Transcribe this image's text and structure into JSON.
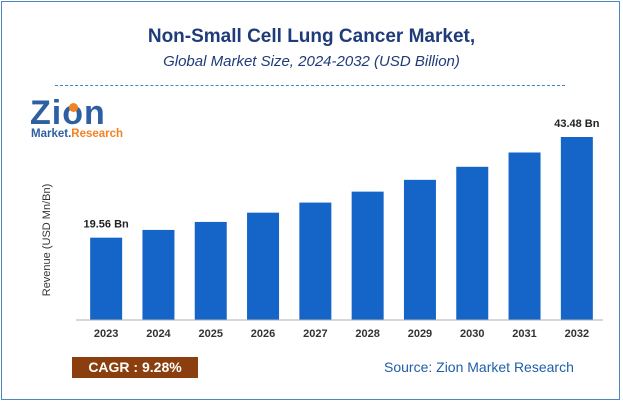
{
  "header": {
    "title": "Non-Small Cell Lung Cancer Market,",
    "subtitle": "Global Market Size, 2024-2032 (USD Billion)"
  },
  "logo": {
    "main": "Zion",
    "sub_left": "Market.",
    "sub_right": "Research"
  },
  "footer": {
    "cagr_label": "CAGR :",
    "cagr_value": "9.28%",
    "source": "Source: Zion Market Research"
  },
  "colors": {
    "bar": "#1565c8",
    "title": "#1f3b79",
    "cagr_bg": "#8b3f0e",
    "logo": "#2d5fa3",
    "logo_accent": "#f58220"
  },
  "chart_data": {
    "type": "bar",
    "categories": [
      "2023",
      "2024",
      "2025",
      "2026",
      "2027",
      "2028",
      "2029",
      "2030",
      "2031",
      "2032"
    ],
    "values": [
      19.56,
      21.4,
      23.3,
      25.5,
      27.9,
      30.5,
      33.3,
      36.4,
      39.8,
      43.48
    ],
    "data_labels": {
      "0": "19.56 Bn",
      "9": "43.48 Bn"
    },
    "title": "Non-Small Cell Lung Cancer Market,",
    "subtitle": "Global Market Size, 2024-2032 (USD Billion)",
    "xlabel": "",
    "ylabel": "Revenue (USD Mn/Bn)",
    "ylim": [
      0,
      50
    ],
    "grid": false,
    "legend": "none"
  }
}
··········
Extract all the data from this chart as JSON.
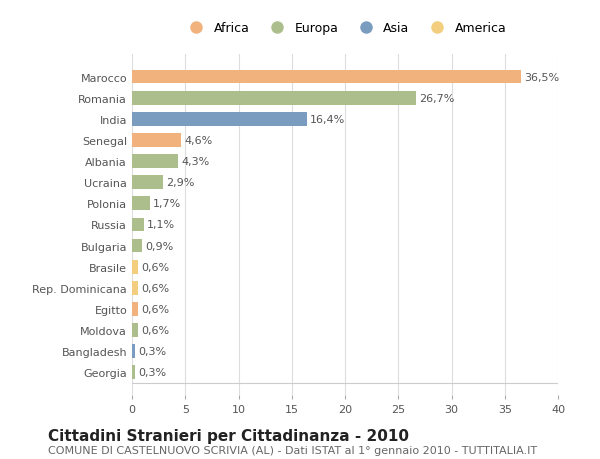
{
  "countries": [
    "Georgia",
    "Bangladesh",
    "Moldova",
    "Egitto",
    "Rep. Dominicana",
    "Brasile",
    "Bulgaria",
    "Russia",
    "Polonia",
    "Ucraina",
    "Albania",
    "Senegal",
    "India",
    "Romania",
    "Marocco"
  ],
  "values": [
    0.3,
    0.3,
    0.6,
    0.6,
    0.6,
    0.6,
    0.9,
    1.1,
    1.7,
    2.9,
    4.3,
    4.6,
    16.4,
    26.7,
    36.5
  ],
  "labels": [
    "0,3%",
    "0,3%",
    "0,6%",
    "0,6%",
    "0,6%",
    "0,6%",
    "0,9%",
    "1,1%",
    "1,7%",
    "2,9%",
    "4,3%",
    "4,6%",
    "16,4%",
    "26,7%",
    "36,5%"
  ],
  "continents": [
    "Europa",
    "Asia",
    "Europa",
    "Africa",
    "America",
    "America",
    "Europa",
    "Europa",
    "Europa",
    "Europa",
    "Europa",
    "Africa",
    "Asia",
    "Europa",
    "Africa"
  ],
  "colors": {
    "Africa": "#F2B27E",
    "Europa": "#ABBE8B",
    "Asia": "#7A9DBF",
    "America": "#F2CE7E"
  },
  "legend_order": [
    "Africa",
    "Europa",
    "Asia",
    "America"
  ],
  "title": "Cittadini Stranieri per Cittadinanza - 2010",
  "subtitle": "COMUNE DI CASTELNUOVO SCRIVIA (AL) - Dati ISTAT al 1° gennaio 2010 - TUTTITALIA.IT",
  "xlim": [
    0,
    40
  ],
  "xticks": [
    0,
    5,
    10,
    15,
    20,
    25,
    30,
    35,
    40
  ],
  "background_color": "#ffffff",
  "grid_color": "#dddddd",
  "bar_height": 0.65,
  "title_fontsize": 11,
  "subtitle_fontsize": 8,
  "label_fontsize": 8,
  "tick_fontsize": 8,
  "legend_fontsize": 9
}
··········
WHAT IS ASKED: Filter the listing for the word "Zion" and copy every line that holds it.

PROBLEM SOLUTION:
    "main": "Zion",
    "source": "Source: Zion Market Research"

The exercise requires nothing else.